Quote the entries that follow exactly, leaving none out.

RECORDED INFORMATION:
++++

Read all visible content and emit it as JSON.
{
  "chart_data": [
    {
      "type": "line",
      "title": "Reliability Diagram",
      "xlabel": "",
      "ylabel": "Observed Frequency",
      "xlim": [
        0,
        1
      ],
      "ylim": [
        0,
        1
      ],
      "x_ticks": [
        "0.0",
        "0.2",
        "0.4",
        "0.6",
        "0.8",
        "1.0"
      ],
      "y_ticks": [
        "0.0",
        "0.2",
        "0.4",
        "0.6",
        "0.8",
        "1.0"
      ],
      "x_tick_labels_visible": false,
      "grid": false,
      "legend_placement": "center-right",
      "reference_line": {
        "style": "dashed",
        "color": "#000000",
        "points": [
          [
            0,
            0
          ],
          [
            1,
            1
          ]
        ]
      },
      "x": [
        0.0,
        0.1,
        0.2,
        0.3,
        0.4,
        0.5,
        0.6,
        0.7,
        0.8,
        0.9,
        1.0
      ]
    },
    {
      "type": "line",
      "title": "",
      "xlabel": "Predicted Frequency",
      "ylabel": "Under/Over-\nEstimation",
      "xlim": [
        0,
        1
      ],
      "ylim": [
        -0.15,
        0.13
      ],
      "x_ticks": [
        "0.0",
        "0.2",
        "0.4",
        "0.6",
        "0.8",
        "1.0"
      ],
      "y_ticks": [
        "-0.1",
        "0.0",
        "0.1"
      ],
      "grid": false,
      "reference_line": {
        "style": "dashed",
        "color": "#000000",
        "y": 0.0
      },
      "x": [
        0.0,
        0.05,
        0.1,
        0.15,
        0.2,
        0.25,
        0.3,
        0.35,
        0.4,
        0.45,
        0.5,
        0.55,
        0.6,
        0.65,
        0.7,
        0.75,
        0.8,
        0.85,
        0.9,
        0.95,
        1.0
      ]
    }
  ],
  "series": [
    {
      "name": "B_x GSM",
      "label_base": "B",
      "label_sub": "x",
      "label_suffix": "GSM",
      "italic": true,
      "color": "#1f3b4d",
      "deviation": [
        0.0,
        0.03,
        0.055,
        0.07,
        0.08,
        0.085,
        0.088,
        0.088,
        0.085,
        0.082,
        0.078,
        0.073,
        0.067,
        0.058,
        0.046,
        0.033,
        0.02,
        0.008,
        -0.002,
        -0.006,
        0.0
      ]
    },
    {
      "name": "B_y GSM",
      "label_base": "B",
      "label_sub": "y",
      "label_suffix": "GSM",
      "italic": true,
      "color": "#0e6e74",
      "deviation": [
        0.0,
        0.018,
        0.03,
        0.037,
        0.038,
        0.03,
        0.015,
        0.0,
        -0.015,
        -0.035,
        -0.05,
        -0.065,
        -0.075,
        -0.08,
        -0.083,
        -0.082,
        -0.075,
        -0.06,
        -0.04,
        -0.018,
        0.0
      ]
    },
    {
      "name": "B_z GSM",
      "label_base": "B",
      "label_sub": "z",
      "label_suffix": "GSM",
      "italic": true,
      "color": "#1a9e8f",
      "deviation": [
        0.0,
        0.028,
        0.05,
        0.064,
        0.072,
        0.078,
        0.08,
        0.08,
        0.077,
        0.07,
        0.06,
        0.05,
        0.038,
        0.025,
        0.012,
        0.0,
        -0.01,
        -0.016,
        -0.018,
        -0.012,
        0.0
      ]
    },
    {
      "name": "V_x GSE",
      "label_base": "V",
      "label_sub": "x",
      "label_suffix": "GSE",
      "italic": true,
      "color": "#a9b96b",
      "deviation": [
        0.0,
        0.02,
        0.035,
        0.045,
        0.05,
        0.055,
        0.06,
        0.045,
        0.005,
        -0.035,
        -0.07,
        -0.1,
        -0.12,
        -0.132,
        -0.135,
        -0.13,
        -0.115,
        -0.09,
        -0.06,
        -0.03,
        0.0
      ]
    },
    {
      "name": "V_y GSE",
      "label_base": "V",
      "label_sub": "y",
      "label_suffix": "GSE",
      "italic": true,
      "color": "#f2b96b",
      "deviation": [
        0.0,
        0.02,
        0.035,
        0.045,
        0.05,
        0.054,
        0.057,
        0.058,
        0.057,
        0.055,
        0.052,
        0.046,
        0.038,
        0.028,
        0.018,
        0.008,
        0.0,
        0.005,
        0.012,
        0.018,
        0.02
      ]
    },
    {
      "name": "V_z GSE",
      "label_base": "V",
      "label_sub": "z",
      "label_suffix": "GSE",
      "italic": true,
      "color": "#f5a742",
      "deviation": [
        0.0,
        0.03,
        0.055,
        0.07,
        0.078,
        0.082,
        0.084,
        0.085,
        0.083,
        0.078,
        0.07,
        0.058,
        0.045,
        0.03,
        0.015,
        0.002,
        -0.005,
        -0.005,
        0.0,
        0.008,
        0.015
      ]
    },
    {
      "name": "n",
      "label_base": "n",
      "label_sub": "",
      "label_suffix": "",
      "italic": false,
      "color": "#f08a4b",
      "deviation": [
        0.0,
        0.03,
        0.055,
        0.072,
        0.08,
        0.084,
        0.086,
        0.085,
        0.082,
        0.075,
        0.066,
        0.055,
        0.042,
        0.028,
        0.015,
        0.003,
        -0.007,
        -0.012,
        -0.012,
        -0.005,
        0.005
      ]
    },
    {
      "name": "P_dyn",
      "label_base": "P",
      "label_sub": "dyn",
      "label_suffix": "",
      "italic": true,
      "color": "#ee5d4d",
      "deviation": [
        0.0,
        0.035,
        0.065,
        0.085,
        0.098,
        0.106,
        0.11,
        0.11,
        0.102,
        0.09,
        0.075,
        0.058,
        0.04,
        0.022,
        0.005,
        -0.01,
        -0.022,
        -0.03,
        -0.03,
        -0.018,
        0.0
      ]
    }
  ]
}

++++

CORRECT RESULT:
Read all visible content and emit it as JSON.
{
  "chart_data": [
    {
      "type": "line",
      "title": "Reliability Diagram",
      "xlabel": "",
      "ylabel": "Observed Frequency",
      "xlim": [
        0,
        1
      ],
      "ylim": [
        0,
        1
      ],
      "x_ticks": [
        "0.0",
        "0.2",
        "0.4",
        "0.6",
        "0.8",
        "1.0"
      ],
      "y_ticks": [
        "0.0",
        "0.2",
        "0.4",
        "0.6",
        "0.8",
        "1.0"
      ],
      "x_tick_labels_visible": false,
      "grid": false,
      "legend_placement": "center-right",
      "reference_line": {
        "style": "dashed",
        "color": "#000000",
        "points": [
          [
            0,
            0
          ],
          [
            1,
            1
          ]
        ]
      },
      "x": [
        0.0,
        0.1,
        0.2,
        0.3,
        0.4,
        0.5,
        0.6,
        0.7,
        0.8,
        0.9,
        1.0
      ]
    },
    {
      "type": "line",
      "title": "",
      "xlabel": "Predicted Frequency",
      "ylabel": "Under/Over-\nEstimation",
      "xlim": [
        0,
        1
      ],
      "ylim": [
        -0.15,
        0.13
      ],
      "x_ticks": [
        "0.0",
        "0.2",
        "0.4",
        "0.6",
        "0.8",
        "1.0"
      ],
      "y_ticks": [
        "-0.1",
        "0.0",
        "0.1"
      ],
      "grid": false,
      "reference_line": {
        "style": "dashed",
        "color": "#000000",
        "y": 0.0
      },
      "x": [
        0.0,
        0.05,
        0.1,
        0.15,
        0.2,
        0.25,
        0.3,
        0.35,
        0.4,
        0.45,
        0.5,
        0.55,
        0.6,
        0.65,
        0.7,
        0.75,
        0.8,
        0.85,
        0.9,
        0.95,
        1.0
      ]
    }
  ],
  "series": [
    {
      "name": "B_x GSM",
      "label_base": "B",
      "label_sub": "x",
      "label_suffix": "GSM",
      "italic": true,
      "color": "#1f3b4d",
      "deviation": [
        0.0,
        0.03,
        0.055,
        0.07,
        0.08,
        0.085,
        0.088,
        0.088,
        0.085,
        0.082,
        0.078,
        0.073,
        0.067,
        0.058,
        0.046,
        0.033,
        0.02,
        0.008,
        -0.002,
        -0.006,
        0.0
      ]
    },
    {
      "name": "B_y GSM",
      "label_base": "B",
      "label_sub": "y",
      "label_suffix": "GSM",
      "italic": true,
      "color": "#0e6e74",
      "deviation": [
        0.0,
        0.018,
        0.03,
        0.037,
        0.038,
        0.03,
        0.015,
        0.0,
        -0.015,
        -0.035,
        -0.05,
        -0.065,
        -0.075,
        -0.08,
        -0.083,
        -0.082,
        -0.075,
        -0.06,
        -0.04,
        -0.018,
        0.0
      ]
    },
    {
      "name": "B_z GSM",
      "label_base": "B",
      "label_sub": "z",
      "label_suffix": "GSM",
      "italic": true,
      "color": "#1a9e8f",
      "deviation": [
        0.0,
        0.028,
        0.05,
        0.064,
        0.072,
        0.078,
        0.08,
        0.08,
        0.077,
        0.07,
        0.06,
        0.05,
        0.038,
        0.025,
        0.012,
        0.0,
        -0.01,
        -0.016,
        -0.018,
        -0.012,
        0.0
      ]
    },
    {
      "name": "V_x GSE",
      "label_base": "V",
      "label_sub": "x",
      "label_suffix": "GSE",
      "italic": true,
      "color": "#a9b96b",
      "deviation": [
        0.0,
        0.02,
        0.035,
        0.045,
        0.05,
        0.055,
        0.06,
        0.045,
        0.005,
        -0.035,
        -0.07,
        -0.1,
        -0.12,
        -0.132,
        -0.135,
        -0.13,
        -0.115,
        -0.09,
        -0.06,
        -0.03,
        0.0
      ]
    },
    {
      "name": "V_y GSE",
      "label_base": "V",
      "label_sub": "y",
      "label_suffix": "GSE",
      "italic": true,
      "color": "#f2b96b",
      "deviation": [
        0.0,
        0.02,
        0.035,
        0.045,
        0.05,
        0.054,
        0.057,
        0.058,
        0.057,
        0.055,
        0.052,
        0.046,
        0.038,
        0.028,
        0.018,
        0.008,
        0.0,
        0.005,
        0.012,
        0.018,
        0.02
      ]
    },
    {
      "name": "V_z GSE",
      "label_base": "V",
      "label_sub": "z",
      "label_suffix": "GSE",
      "italic": true,
      "color": "#f5a742",
      "deviation": [
        0.0,
        0.03,
        0.055,
        0.07,
        0.078,
        0.082,
        0.084,
        0.085,
        0.083,
        0.078,
        0.07,
        0.058,
        0.045,
        0.03,
        0.015,
        0.002,
        -0.005,
        -0.005,
        0.0,
        0.008,
        0.015
      ]
    },
    {
      "name": "n",
      "label_base": "n",
      "label_sub": "",
      "label_suffix": "",
      "italic": false,
      "color": "#f08a4b",
      "deviation": [
        0.0,
        0.03,
        0.055,
        0.072,
        0.08,
        0.084,
        0.086,
        0.085,
        0.082,
        0.075,
        0.066,
        0.055,
        0.042,
        0.028,
        0.015,
        0.003,
        -0.007,
        -0.012,
        -0.012,
        -0.005,
        0.005
      ]
    },
    {
      "name": "P_dyn",
      "label_base": "P",
      "label_sub": "dyn",
      "label_suffix": "",
      "italic": true,
      "color": "#ee5d4d",
      "deviation": [
        0.0,
        0.035,
        0.065,
        0.085,
        0.098,
        0.106,
        0.11,
        0.11,
        0.102,
        0.09,
        0.075,
        0.058,
        0.04,
        0.022,
        0.005,
        -0.01,
        -0.022,
        -0.03,
        -0.03,
        -0.018,
        0.0
      ]
    }
  ]
}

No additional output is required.